Given entries:
------------------------------------

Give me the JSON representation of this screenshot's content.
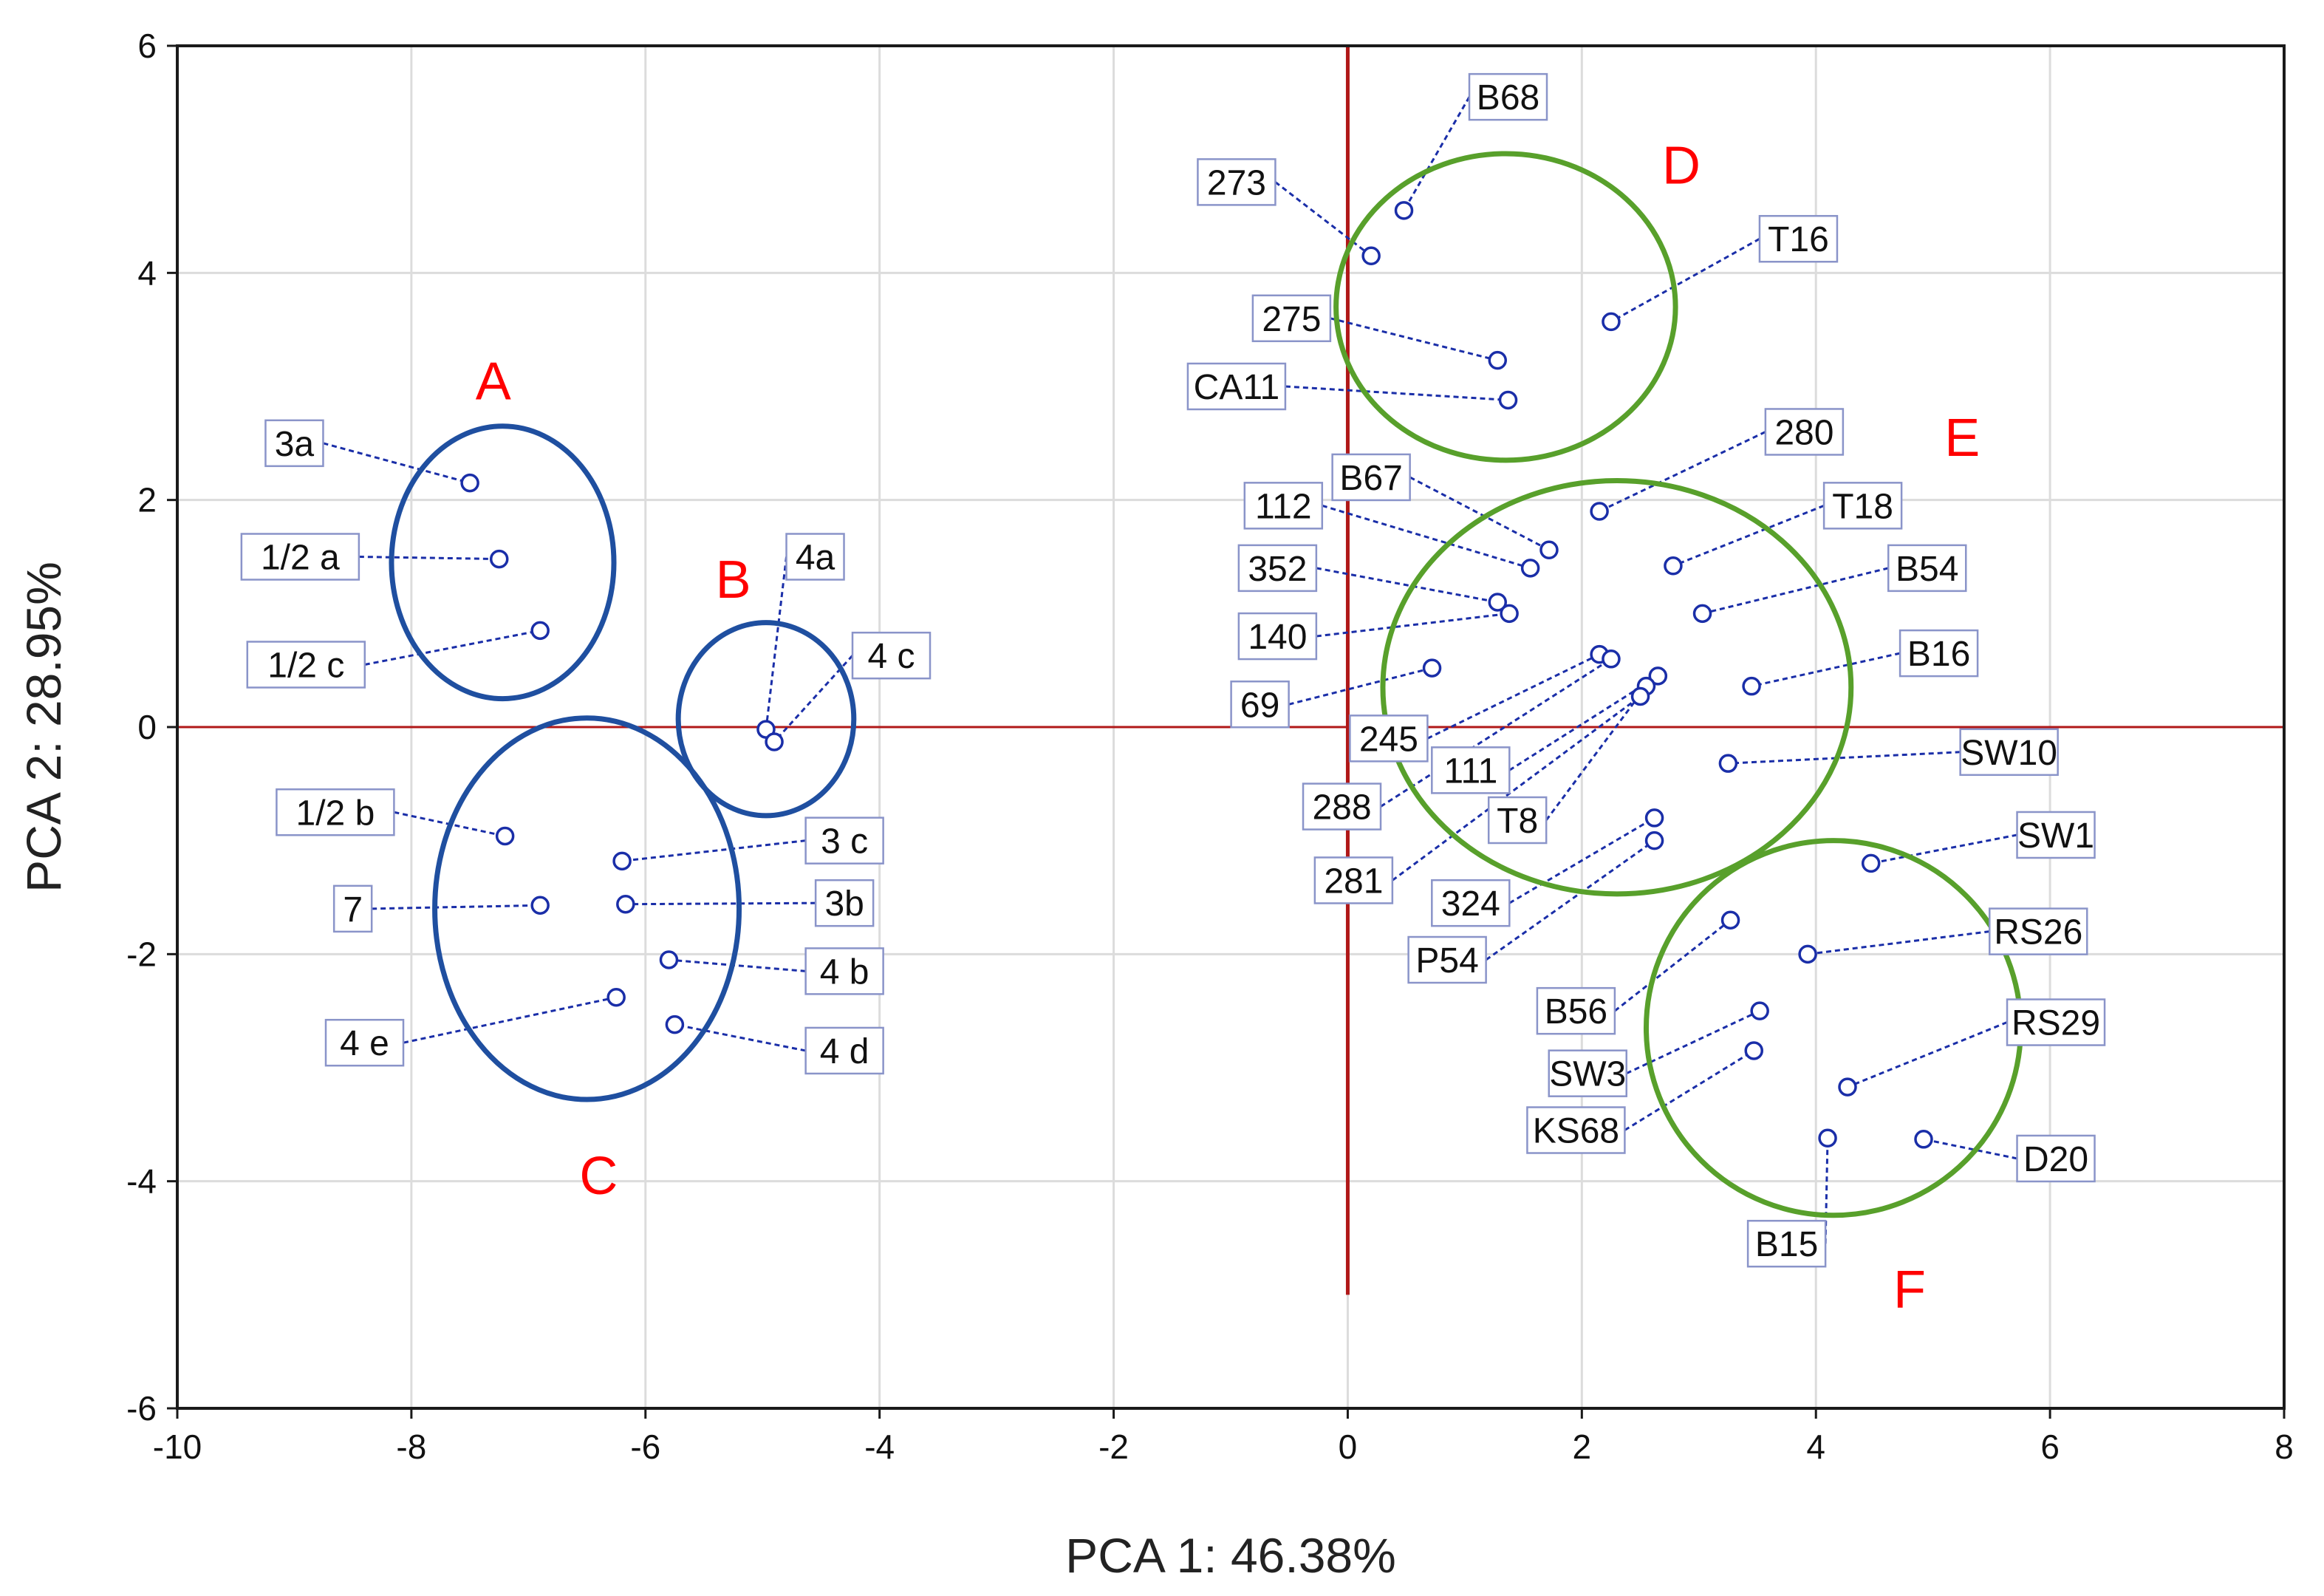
{
  "chart_data": {
    "type": "scatter",
    "xlabel": "PCA 1: 46.38%",
    "ylabel": "PCA 2:  28.95%",
    "xlim": [
      -10,
      8
    ],
    "ylim": [
      -6,
      6
    ],
    "xticks": [
      -10,
      -8,
      -6,
      -4,
      -2,
      0,
      2,
      4,
      6,
      8
    ],
    "yticks": [
      -6,
      -4,
      -2,
      0,
      2,
      4,
      6
    ],
    "grid": true,
    "points": [
      {
        "label": "3a",
        "x": -7.5,
        "y": 2.15,
        "lx": -9.0,
        "ly": 2.5
      },
      {
        "label": "1/2 a",
        "x": -7.25,
        "y": 1.48,
        "lx": -8.95,
        "ly": 1.5
      },
      {
        "label": "1/2 c",
        "x": -6.9,
        "y": 0.85,
        "lx": -8.9,
        "ly": 0.55
      },
      {
        "label": "4a",
        "x": -4.97,
        "y": -0.02,
        "lx": -4.55,
        "ly": 1.5
      },
      {
        "label": "4 c",
        "x": -4.9,
        "y": -0.13,
        "lx": -3.9,
        "ly": 0.63
      },
      {
        "label": "1/2 b",
        "x": -7.2,
        "y": -0.96,
        "lx": -8.65,
        "ly": -0.75
      },
      {
        "label": "3 c",
        "x": -6.2,
        "y": -1.18,
        "lx": -4.3,
        "ly": -1.0
      },
      {
        "label": "7",
        "x": -6.9,
        "y": -1.57,
        "lx": -8.5,
        "ly": -1.6
      },
      {
        "label": "3b",
        "x": -6.17,
        "y": -1.56,
        "lx": -4.3,
        "ly": -1.55
      },
      {
        "label": "4 b",
        "x": -5.8,
        "y": -2.05,
        "lx": -4.3,
        "ly": -2.15
      },
      {
        "label": "4 e",
        "x": -6.25,
        "y": -2.38,
        "lx": -8.4,
        "ly": -2.78
      },
      {
        "label": "4 d",
        "x": -5.75,
        "y": -2.62,
        "lx": -4.3,
        "ly": -2.85
      },
      {
        "label": "B68",
        "x": 0.48,
        "y": 4.55,
        "lx": 1.37,
        "ly": 5.55
      },
      {
        "label": "273",
        "x": 0.2,
        "y": 4.15,
        "lx": -0.95,
        "ly": 4.8
      },
      {
        "label": "T16",
        "x": 2.25,
        "y": 3.57,
        "lx": 3.85,
        "ly": 4.3
      },
      {
        "label": "275",
        "x": 1.28,
        "y": 3.23,
        "lx": -0.48,
        "ly": 3.6
      },
      {
        "label": "CA11",
        "x": 1.37,
        "y": 2.88,
        "lx": -0.95,
        "ly": 3.0
      },
      {
        "label": "280",
        "x": 2.15,
        "y": 1.9,
        "lx": 3.9,
        "ly": 2.6
      },
      {
        "label": "B67",
        "x": 1.72,
        "y": 1.56,
        "lx": 0.2,
        "ly": 2.2
      },
      {
        "label": "112",
        "x": 1.56,
        "y": 1.4,
        "lx": -0.55,
        "ly": 1.95
      },
      {
        "label": "T18",
        "x": 2.78,
        "y": 1.42,
        "lx": 4.4,
        "ly": 1.95
      },
      {
        "label": "352",
        "x": 1.28,
        "y": 1.1,
        "lx": -0.6,
        "ly": 1.4
      },
      {
        "label": "B54",
        "x": 3.03,
        "y": 1.0,
        "lx": 4.95,
        "ly": 1.4
      },
      {
        "label": "140",
        "x": 1.38,
        "y": 1.0,
        "lx": -0.6,
        "ly": 0.8
      },
      {
        "label": "B16",
        "x": 3.45,
        "y": 0.36,
        "lx": 5.05,
        "ly": 0.65
      },
      {
        "label": "69",
        "x": 0.72,
        "y": 0.52,
        "lx": -0.75,
        "ly": 0.2
      },
      {
        "label": "245",
        "x": 2.15,
        "y": 0.64,
        "lx": 0.35,
        "ly": -0.1
      },
      {
        "label": "288",
        "x": 2.25,
        "y": 0.6,
        "lx": -0.05,
        "ly": -0.7
      },
      {
        "label": "111",
        "x": 2.65,
        "y": 0.45,
        "lx": 1.05,
        "ly": -0.38
      },
      {
        "label": "T8",
        "x": 2.55,
        "y": 0.36,
        "lx": 1.45,
        "ly": -0.82
      },
      {
        "label": "281",
        "x": 2.5,
        "y": 0.27,
        "lx": 0.05,
        "ly": -1.35
      },
      {
        "label": "SW10",
        "x": 3.25,
        "y": -0.32,
        "lx": 5.65,
        "ly": -0.22
      },
      {
        "label": "324",
        "x": 2.62,
        "y": -0.8,
        "lx": 1.05,
        "ly": -1.55
      },
      {
        "label": "P54",
        "x": 2.62,
        "y": -1.0,
        "lx": 0.85,
        "ly": -2.05
      },
      {
        "label": "SW1",
        "x": 4.47,
        "y": -1.2,
        "lx": 6.05,
        "ly": -0.95
      },
      {
        "label": "B56",
        "x": 3.27,
        "y": -1.7,
        "lx": 1.95,
        "ly": -2.5
      },
      {
        "label": "RS26",
        "x": 3.93,
        "y": -2.0,
        "lx": 5.9,
        "ly": -1.8
      },
      {
        "label": "RS29",
        "x": 4.27,
        "y": -3.17,
        "lx": 6.05,
        "ly": -2.6
      },
      {
        "label": "SW3",
        "x": 3.52,
        "y": -2.5,
        "lx": 2.05,
        "ly": -3.05
      },
      {
        "label": "KS68",
        "x": 3.47,
        "y": -2.85,
        "lx": 1.95,
        "ly": -3.55
      },
      {
        "label": "D20",
        "x": 4.92,
        "y": -3.63,
        "lx": 6.05,
        "ly": -3.8
      },
      {
        "label": "B15",
        "x": 4.1,
        "y": -3.62,
        "lx": 3.75,
        "ly": -4.55
      }
    ],
    "groups": [
      {
        "label": "A",
        "color": "#1f4fa0",
        "cx": -7.22,
        "cy": 1.45,
        "rx": 0.95,
        "ry": 1.2,
        "lx": -7.3,
        "ly": 3.05
      },
      {
        "label": "B",
        "color": "#1f4fa0",
        "cx": -4.97,
        "cy": 0.07,
        "rx": 0.75,
        "ry": 0.85,
        "lx": -5.25,
        "ly": 1.3
      },
      {
        "label": "C",
        "color": "#1f4fa0",
        "cx": -6.5,
        "cy": -1.6,
        "rx": 1.3,
        "ry": 1.68,
        "lx": -6.4,
        "ly": -3.95
      },
      {
        "label": "D",
        "color": "#58a02b",
        "cx": 1.35,
        "cy": 3.7,
        "rx": 1.45,
        "ry": 1.35,
        "lx": 2.85,
        "ly": 4.95
      },
      {
        "label": "E",
        "color": "#58a02b",
        "cx": 2.3,
        "cy": 0.35,
        "rx": 2.0,
        "ry": 1.82,
        "lx": 5.25,
        "ly": 2.55
      },
      {
        "label": "F",
        "color": "#58a02b",
        "cx": 4.15,
        "cy": -2.65,
        "rx": 1.6,
        "ry": 1.65,
        "lx": 4.8,
        "ly": -4.95
      }
    ],
    "reference_lines": {
      "x": 0,
      "y": 0,
      "vertical_from": -5,
      "vertical_to": 6,
      "color": "#b01818"
    }
  }
}
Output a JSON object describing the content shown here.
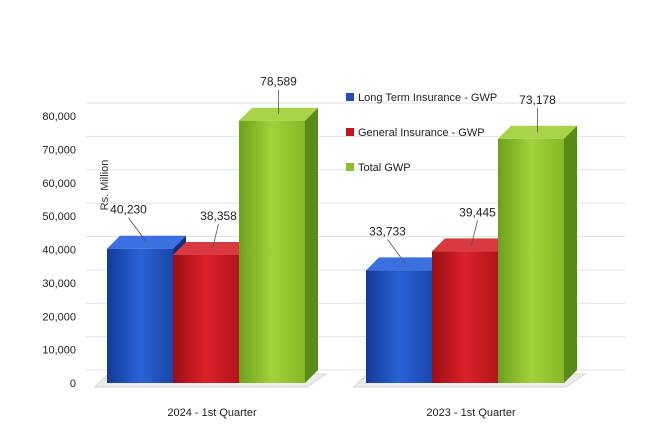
{
  "chart_data": {
    "type": "bar",
    "ylabel": "Rs. Million",
    "ylim": [
      0,
      80000
    ],
    "yticks": [
      0,
      10000,
      20000,
      30000,
      40000,
      50000,
      60000,
      70000,
      80000
    ],
    "ytick_labels": [
      "0",
      "10,000",
      "20,000",
      "30,000",
      "40,000",
      "50,000",
      "60,000",
      "70,000",
      "80,000"
    ],
    "grid": true,
    "legend_position": "top-center",
    "categories": [
      "2024 - 1st  Quarter",
      "2023 - 1st  Quarter"
    ],
    "series": [
      {
        "name": "Long Term Insurance - GWP",
        "values": [
          40230,
          33733
        ],
        "labels": [
          "40,230",
          "33,733"
        ],
        "color": "#1f4fbf"
      },
      {
        "name": "General Insurance - GWP",
        "values": [
          38358,
          39445
        ],
        "labels": [
          "38,358",
          "39,445"
        ],
        "color": "#c4141c"
      },
      {
        "name": "Total GWP",
        "values": [
          78589,
          73178
        ],
        "labels": [
          "78,589",
          "73,178"
        ],
        "color": "#8cbf2a"
      }
    ]
  }
}
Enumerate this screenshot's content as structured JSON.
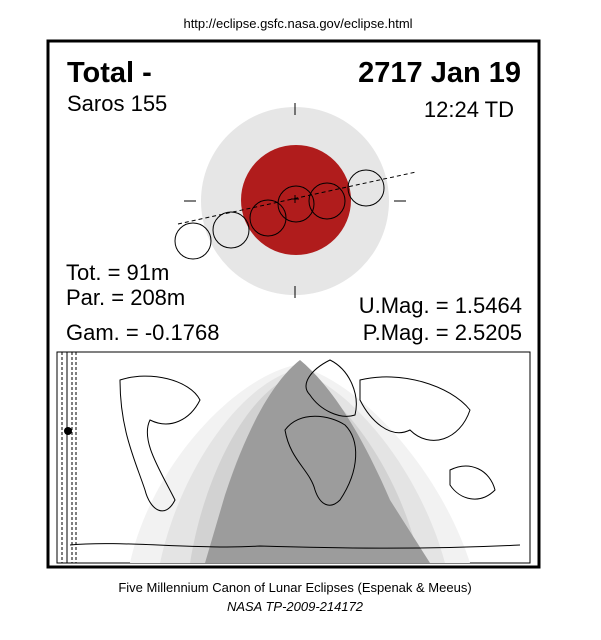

------------------------------------

Task:
Reproduce verbatim every line starting at the line that holds "Output a JSON" and ending with the final line of the data; omit the pictures.

Solution to this task:
Output a JSON object describing the content shown here.
{
  "chart_data": {
    "type": "bar",
    "ylabel": "Rs. Million",
    "ylim": [
      0,
      80000
    ],
    "yticks": [
      0,
      10000,
      20000,
      30000,
      40000,
      50000,
      60000,
      70000,
      80000
    ],
    "ytick_labels": [
      "0",
      "10,000",
      "20,000",
      "30,000",
      "40,000",
      "50,000",
      "60,000",
      "70,000",
      "80,000"
    ],
    "grid": true,
    "legend_position": "top-center",
    "categories": [
      "2024 - 1st  Quarter",
      "2023 - 1st  Quarter"
    ],
    "series": [
      {
        "name": "Long Term Insurance - GWP",
        "values": [
          40230,
          33733
        ],
        "labels": [
          "40,230",
          "33,733"
        ],
        "color": "#1f4fbf"
      },
      {
        "name": "General Insurance - GWP",
        "values": [
          38358,
          39445
        ],
        "labels": [
          "38,358",
          "39,445"
        ],
        "color": "#c4141c"
      },
      {
        "name": "Total GWP",
        "values": [
          78589,
          73178
        ],
        "labels": [
          "78,589",
          "73,178"
        ],
        "color": "#8cbf2a"
      }
    ]
  }
}
Enumerate this screenshot's content as structured JSON.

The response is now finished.